*CHALLENGE*. What follows is a set of records, each of which is to be written out exactly.

*ENTRIES PROVIDED*.
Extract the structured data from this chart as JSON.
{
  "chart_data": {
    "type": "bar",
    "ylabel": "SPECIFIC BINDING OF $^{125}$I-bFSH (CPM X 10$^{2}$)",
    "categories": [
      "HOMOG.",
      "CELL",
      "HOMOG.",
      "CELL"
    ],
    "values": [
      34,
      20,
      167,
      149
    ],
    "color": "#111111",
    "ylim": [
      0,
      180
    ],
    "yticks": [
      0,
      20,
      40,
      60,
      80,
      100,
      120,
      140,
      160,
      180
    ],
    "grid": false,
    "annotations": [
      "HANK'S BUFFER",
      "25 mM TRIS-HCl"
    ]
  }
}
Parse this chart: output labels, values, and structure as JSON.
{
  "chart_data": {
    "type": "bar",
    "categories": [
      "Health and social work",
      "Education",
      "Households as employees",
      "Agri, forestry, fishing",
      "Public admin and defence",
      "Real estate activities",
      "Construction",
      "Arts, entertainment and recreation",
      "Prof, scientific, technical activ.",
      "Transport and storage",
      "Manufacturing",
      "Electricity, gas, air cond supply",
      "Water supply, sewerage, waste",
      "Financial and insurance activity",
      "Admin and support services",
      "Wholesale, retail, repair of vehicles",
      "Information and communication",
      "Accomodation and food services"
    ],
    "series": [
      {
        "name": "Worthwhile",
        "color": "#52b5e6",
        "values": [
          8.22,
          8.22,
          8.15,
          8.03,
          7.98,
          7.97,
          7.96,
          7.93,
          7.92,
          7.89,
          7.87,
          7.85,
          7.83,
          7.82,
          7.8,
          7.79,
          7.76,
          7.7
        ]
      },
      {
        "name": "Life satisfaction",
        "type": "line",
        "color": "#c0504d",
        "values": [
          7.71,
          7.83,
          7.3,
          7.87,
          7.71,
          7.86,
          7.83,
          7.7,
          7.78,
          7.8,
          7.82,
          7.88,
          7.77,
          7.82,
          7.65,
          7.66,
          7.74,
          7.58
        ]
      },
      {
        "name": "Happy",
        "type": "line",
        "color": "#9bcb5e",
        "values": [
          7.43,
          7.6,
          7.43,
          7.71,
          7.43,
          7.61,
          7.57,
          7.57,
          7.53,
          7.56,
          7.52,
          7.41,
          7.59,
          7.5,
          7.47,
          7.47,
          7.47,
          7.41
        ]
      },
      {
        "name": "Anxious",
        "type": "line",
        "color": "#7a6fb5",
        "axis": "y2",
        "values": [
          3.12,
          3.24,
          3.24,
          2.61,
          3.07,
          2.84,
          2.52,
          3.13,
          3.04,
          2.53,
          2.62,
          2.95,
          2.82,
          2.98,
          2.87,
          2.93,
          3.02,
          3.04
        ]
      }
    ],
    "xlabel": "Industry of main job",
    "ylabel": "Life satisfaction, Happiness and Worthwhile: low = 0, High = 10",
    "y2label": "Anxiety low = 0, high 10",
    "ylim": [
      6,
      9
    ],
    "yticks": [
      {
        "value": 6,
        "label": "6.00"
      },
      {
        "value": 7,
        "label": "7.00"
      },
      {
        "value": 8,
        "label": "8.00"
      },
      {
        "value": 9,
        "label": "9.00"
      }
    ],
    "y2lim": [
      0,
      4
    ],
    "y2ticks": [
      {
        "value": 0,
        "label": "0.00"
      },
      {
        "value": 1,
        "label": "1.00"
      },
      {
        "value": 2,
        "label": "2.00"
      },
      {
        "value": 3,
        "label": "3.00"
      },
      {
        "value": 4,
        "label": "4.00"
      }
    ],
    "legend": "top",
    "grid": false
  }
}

*FULL OUTPUT*.
Extract the structured data from this chart as JSON.
{
  "chart_data": {
    "type": "bar",
    "ylabel": "SPECIFIC BINDING OF $^{125}$I-bFSH (CPM X 10$^{2}$)",
    "categories": [
      "HOMOG.",
      "CELL",
      "HOMOG.",
      "CELL"
    ],
    "values": [
      34,
      20,
      167,
      149
    ],
    "color": "#111111",
    "ylim": [
      0,
      180
    ],
    "yticks": [
      0,
      20,
      40,
      60,
      80,
      100,
      120,
      140,
      160,
      180
    ],
    "grid": false,
    "annotations": [
      "HANK'S BUFFER",
      "25 mM TRIS-HCl"
    ]
  }
}
Parse this chart: output labels, values, and structure as JSON.
{
  "chart_data": {
    "type": "bar",
    "categories": [
      "Health and social work",
      "Education",
      "Households as employees",
      "Agri, forestry, fishing",
      "Public admin and defence",
      "Real estate activities",
      "Construction",
      "Arts, entertainment and recreation",
      "Prof, scientific, technical activ.",
      "Transport and storage",
      "Manufacturing",
      "Electricity, gas, air cond supply",
      "Water supply, sewerage, waste",
      "Financial and insurance activity",
      "Admin and support services",
      "Wholesale, retail, repair of vehicles",
      "Information and communication",
      "Accomodation and food services"
    ],
    "series": [
      {
        "name": "Worthwhile",
        "color": "#52b5e6",
        "values": [
          8.22,
          8.22,
          8.15,
          8.03,
          7.98,
          7.97,
          7.96,
          7.93,
          7.92,
          7.89,
          7.87,
          7.85,
          7.83,
          7.82,
          7.8,
          7.79,
          7.76,
          7.7
        ]
      },
      {
        "name": "Life satisfaction",
        "type": "line",
        "color": "#c0504d",
        "values": [
          7.71,
          7.83,
          7.3,
          7.87,
          7.71,
          7.86,
          7.83,
          7.7,
          7.78,
          7.8,
          7.82,
          7.88,
          7.77,
          7.82,
          7.65,
          7.66,
          7.74,
          7.58
        ]
      },
      {
        "name": "Happy",
        "type": "line",
        "color": "#9bcb5e",
        "values": [
          7.43,
          7.6,
          7.43,
          7.71,
          7.43,
          7.61,
          7.57,
          7.57,
          7.53,
          7.56,
          7.52,
          7.41,
          7.59,
          7.5,
          7.47,
          7.47,
          7.47,
          7.41
        ]
      },
      {
        "name": "Anxious",
        "type": "line",
        "color": "#7a6fb5",
        "axis": "y2",
        "values": [
          3.12,
          3.24,
          3.24,
          2.61,
          3.07,
          2.84,
          2.52,
          3.13,
          3.04,
          2.53,
          2.62,
          2.95,
          2.82,
          2.98,
          2.87,
          2.93,
          3.02,
          3.04
        ]
      }
    ],
    "xlabel": "Industry of main job",
    "ylabel": "Life satisfaction, Happiness and Worthwhile: low = 0, High = 10",
    "y2label": "Anxiety low = 0, high 10",
    "ylim": [
      6,
      9
    ],
    "yticks": [
      {
        "value": 6,
        "label": "6.00"
      },
      {
        "value": 7,
        "label": "7.00"
      },
      {
        "value": 8,
        "label": "8.00"
      },
      {
        "value": 9,
        "label": "9.00"
      }
    ],
    "y2lim": [
      0,
      4
    ],
    "y2ticks": [
      {
        "value": 0,
        "label": "0.00"
      },
      {
        "value": 1,
        "label": "1.00"
      },
      {
        "value": 2,
        "label": "2.00"
      },
      {
        "value": 3,
        "label": "3.00"
      },
      {
        "value": 4,
        "label": "4.00"
      }
    ],
    "legend": "top",
    "grid": false
  }
}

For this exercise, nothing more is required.